▸ TASK STATEMENT
What lines of the data include the string "text"? Copy them all.

▸ INFORMATION PROVIDED
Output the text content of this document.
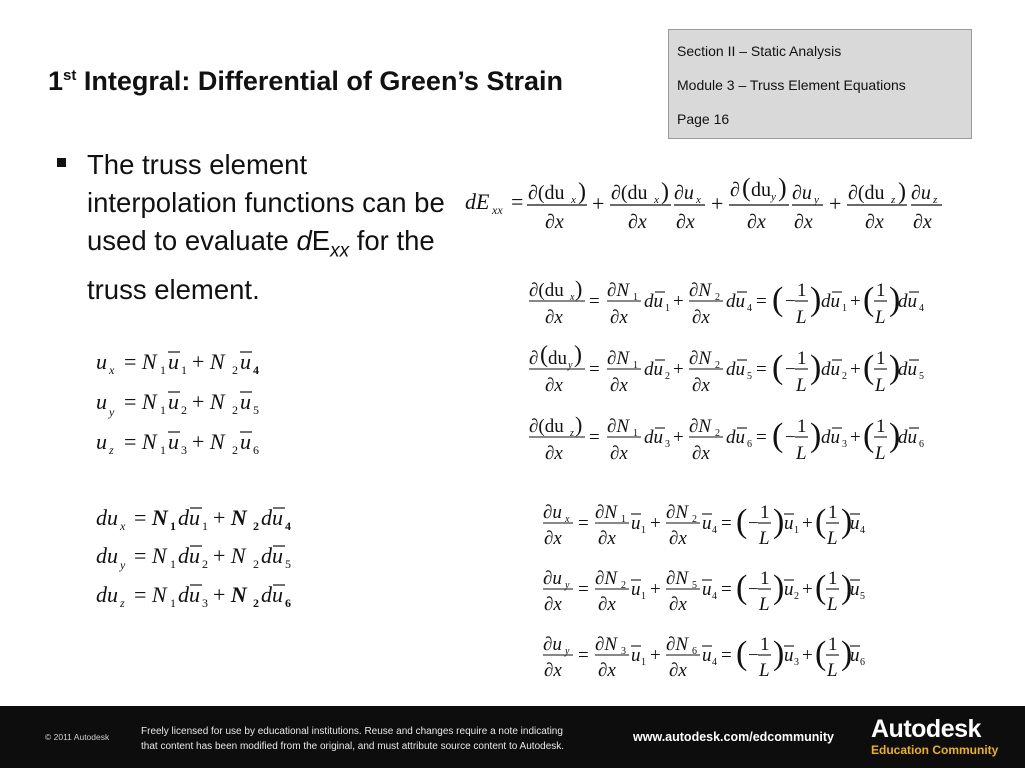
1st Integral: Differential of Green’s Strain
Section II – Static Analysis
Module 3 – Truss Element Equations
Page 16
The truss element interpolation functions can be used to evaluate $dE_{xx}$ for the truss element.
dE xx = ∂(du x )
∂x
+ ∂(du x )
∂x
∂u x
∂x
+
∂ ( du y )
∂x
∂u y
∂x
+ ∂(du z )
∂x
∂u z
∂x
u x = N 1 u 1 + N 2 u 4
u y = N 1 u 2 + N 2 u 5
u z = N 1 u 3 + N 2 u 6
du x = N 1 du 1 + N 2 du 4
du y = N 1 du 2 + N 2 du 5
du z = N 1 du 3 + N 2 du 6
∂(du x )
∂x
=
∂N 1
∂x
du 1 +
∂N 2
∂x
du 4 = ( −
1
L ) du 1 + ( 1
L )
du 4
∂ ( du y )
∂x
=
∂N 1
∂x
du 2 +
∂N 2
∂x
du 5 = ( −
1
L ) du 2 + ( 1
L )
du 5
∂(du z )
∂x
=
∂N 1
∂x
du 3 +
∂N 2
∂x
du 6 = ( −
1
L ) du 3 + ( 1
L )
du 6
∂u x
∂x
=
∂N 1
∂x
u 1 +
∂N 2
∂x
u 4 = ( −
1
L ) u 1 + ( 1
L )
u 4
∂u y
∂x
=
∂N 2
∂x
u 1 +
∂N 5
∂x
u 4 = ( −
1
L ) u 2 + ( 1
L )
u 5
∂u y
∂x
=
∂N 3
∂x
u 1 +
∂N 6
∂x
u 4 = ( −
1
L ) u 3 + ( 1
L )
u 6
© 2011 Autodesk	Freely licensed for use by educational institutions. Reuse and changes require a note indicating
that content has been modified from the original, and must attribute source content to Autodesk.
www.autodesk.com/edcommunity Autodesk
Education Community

==

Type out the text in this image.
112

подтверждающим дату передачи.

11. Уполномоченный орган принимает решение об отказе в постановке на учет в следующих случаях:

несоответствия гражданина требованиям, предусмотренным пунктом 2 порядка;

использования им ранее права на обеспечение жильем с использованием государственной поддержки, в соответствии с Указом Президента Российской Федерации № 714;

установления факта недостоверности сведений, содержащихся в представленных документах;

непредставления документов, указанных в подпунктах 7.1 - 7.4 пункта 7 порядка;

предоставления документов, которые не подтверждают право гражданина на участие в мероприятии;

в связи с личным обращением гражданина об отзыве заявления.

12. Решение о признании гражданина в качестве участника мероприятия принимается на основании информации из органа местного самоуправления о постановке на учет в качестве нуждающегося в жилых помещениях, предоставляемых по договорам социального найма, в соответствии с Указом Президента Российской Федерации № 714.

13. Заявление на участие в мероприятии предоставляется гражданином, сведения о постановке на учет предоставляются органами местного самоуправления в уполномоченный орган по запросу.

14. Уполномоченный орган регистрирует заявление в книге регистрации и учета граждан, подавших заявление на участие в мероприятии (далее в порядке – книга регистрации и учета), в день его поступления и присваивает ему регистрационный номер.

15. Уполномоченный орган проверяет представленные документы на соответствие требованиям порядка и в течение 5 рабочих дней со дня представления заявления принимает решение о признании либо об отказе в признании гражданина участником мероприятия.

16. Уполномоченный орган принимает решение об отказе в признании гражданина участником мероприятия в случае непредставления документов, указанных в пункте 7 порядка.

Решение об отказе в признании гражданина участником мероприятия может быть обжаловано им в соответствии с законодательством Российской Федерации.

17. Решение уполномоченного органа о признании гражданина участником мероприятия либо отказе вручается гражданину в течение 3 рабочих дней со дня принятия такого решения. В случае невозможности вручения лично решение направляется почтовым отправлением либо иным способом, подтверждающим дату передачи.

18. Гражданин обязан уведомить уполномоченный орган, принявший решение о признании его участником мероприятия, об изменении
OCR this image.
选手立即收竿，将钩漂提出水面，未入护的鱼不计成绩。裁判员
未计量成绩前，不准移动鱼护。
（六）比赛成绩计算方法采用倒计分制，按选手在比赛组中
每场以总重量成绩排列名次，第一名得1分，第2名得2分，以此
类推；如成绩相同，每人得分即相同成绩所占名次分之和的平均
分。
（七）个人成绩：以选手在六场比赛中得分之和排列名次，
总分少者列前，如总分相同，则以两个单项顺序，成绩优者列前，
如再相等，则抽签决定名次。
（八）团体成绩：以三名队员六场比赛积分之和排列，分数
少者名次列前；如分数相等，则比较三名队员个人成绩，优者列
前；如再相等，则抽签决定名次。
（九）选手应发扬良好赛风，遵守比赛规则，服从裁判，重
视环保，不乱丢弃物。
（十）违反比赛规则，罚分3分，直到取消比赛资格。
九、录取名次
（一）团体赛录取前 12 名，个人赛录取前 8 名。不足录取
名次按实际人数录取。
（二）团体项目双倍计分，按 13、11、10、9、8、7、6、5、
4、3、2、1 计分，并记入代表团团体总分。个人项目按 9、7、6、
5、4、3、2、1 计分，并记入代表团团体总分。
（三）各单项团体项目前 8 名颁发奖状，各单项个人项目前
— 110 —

▸ RESPONSE TO THIS TASK
Output the text content of this document.
Type out the text in this image.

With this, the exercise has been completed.